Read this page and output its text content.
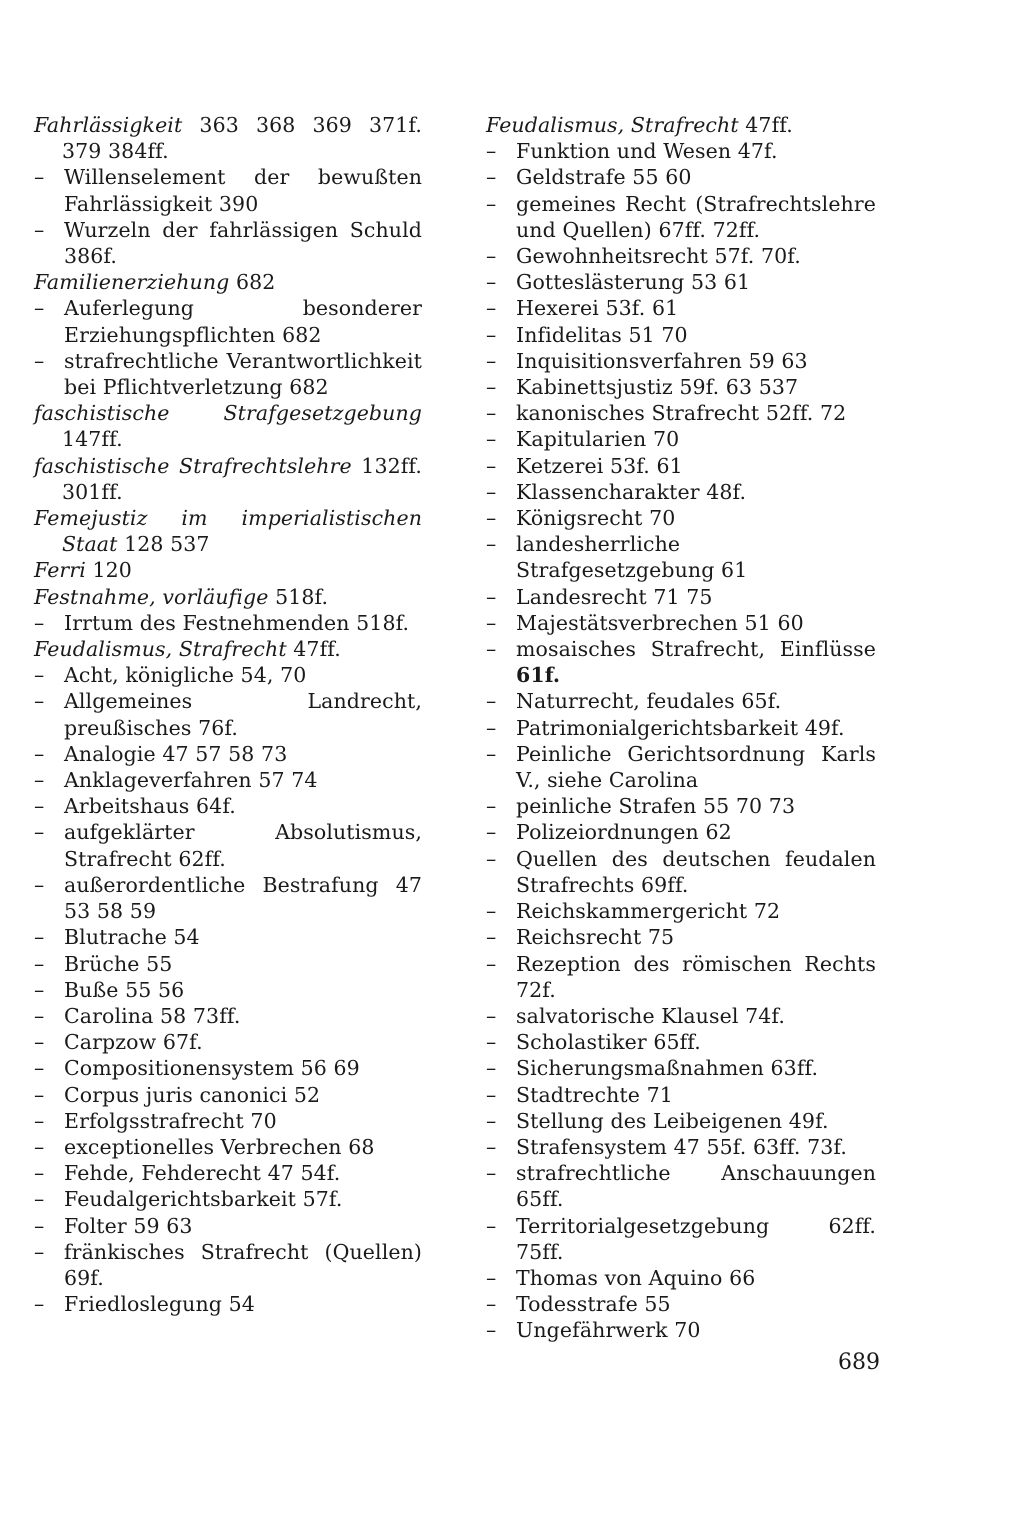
Fahrlässigkeit 363 368 369 371f. 379 384ff.

– Willenselement der bewußten Fahrlässigkeit 390

– Wurzeln der fahrlässigen Schuld 386f.

Familienerziehung 682

– Auferlegung besonderer Erziehungspflichten 682

– strafrechtliche Verantwortlichkeit bei Pflichtverletzung 682

faschistische Strafgesetzgebung 147ff.

faschistische Strafrechtslehre 132ff. 301ff.

Femejustiz im imperialistischen Staat 128 537

Ferri 120

Festnahme, vorläufige 518f.

– Irrtum des Festnehmenden 518f.

Feudalismus, Strafrecht 47ff.

– Acht, königliche 54, 70

– Allgemeines Landrecht, preußisches 76f.

– Analogie 47 57 58 73

– Anklageverfahren 57 74

– Arbeitshaus 64f.

– aufgeklärter Absolutismus, Strafrecht 62ff.

– außerordentliche Bestrafung 47 53 58 59

– Blutrache 54

– Brüche 55

– Buße 55 56

– Carolina 58 73ff.

– Carpzow 67f.

– Compositionensystem 56 69

– Corpus juris canonici 52

– Erfolgsstrafrecht 70

– exceptionelles Verbrechen 68

– Fehde, Fehderecht 47 54f.

– Feudalgerichtsbarkeit 57f.

– Folter 59 63

– fränkisches Strafrecht (Quellen) 69f.

– Friedloslegung 54

Feudalismus, Strafrecht 47ff.

– Funktion und Wesen 47f.

– Geldstrafe 55 60

– gemeines Recht (Strafrechtslehre und Quellen) 67ff. 72ff.

– Gewohnheitsrecht 57f. 70f.

– Gotteslästerung 53 61

– Hexerei 53f. 61

– Infidelitas 51 70

– Inquisitionsverfahren 59 63

– Kabinettsjustiz 59f. 63 537

– kanonisches Strafrecht 52ff. 72

– Kapitularien 70

– Ketzerei 53f. 61

– Klassencharakter 48f.

– Königsrecht 70

– landesherrliche Strafgesetzgebung 61

– Landesrecht 71 75

– Majestätsverbrechen 51 60

– mosaisches Strafrecht, Einflüsse 61f.

– Naturrecht, feudales 65f.

– Patrimonialgerichtsbarkeit 49f.

– Peinliche Gerichtsordnung Karls V., siehe Carolina

– peinliche Strafen 55 70 73

– Polizeiordnungen 62

– Quellen des deutschen feudalen Strafrechts 69ff.

– Reichskammergericht 72

– Reichsrecht 75

– Rezeption des römischen Rechts 72f.

– salvatorische Klausel 74f.

– Scholastiker 65ff.

– Sicherungsmaßnahmen 63ff.

– Stadtrechte 71

– Stellung des Leibeigenen 49f.

– Strafensystem 47 55f. 63ff. 73f.

– strafrechtliche Anschauungen 65ff.

– Territorialgesetzgebung 62ff. 75ff.

– Thomas von Aquino 66

– Todesstrafe 55

– Ungefährwerk 70

689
------------------------------------
→ **Given task**: Working from the material above, transcribe it exactly while omitting pictures.

→ **Task response**:
Read this page and output its text content.
Fahrlässigkeit 363 368 369 371f. 379 384ff.

– Willenselement der bewußten Fahrlässigkeit 390

– Wurzeln der fahrlässigen Schuld 386f.

Familienerziehung 682

– Auferlegung besonderer Erziehungspflichten 682

– strafrechtliche Verantwortlichkeit bei Pflichtverletzung 682

faschistische Strafgesetzgebung 147ff.

faschistische Strafrechtslehre 132ff. 301ff.

Femejustiz im imperialistischen Staat 128 537

Ferri 120

Festnahme, vorläufige 518f.

– Irrtum des Festnehmenden 518f.

Feudalismus, Strafrecht 47ff.

– Acht, königliche 54, 70

– Allgemeines Landrecht, preußisches 76f.

– Analogie 47 57 58 73

– Anklageverfahren 57 74

– Arbeitshaus 64f.

– aufgeklärter Absolutismus, Strafrecht 62ff.

– außerordentliche Bestrafung 47 53 58 59

– Blutrache 54

– Brüche 55

– Buße 55 56

– Carolina 58 73ff.

– Carpzow 67f.

– Compositionensystem 56 69

– Corpus juris canonici 52

– Erfolgsstrafrecht 70

– exceptionelles Verbrechen 68

– Fehde, Fehderecht 47 54f.

– Feudalgerichtsbarkeit 57f.

– Folter 59 63

– fränkisches Strafrecht (Quellen) 69f.

– Friedloslegung 54

Feudalismus, Strafrecht 47ff.

– Funktion und Wesen 47f.

– Geldstrafe 55 60

– gemeines Recht (Strafrechtslehre und Quellen) 67ff. 72ff.

– Gewohnheitsrecht 57f. 70f.

– Gotteslästerung 53 61

– Hexerei 53f. 61

– Infidelitas 51 70

– Inquisitionsverfahren 59 63

– Kabinettsjustiz 59f. 63 537

– kanonisches Strafrecht 52ff. 72

– Kapitularien 70

– Ketzerei 53f. 61

– Klassencharakter 48f.

– Königsrecht 70

– landesherrliche Strafgesetzgebung 61

– Landesrecht 71 75

– Majestätsverbrechen 51 60

– mosaisches Strafrecht, Einflüsse 61f.

– Naturrecht, feudales 65f.

– Patrimonialgerichtsbarkeit 49f.

– Peinliche Gerichtsordnung Karls V., siehe Carolina

– peinliche Strafen 55 70 73

– Polizeiordnungen 62

– Quellen des deutschen feudalen Strafrechts 69ff.

– Reichskammergericht 72

– Reichsrecht 75

– Rezeption des römischen Rechts 72f.

– salvatorische Klausel 74f.

– Scholastiker 65ff.

– Sicherungsmaßnahmen 63ff.

– Stadtrechte 71

– Stellung des Leibeigenen 49f.

– Strafensystem 47 55f. 63ff. 73f.

– strafrechtliche Anschauungen 65ff.

– Territorialgesetzgebung 62ff. 75ff.

– Thomas von Aquino 66

– Todesstrafe 55

– Ungefährwerk 70

689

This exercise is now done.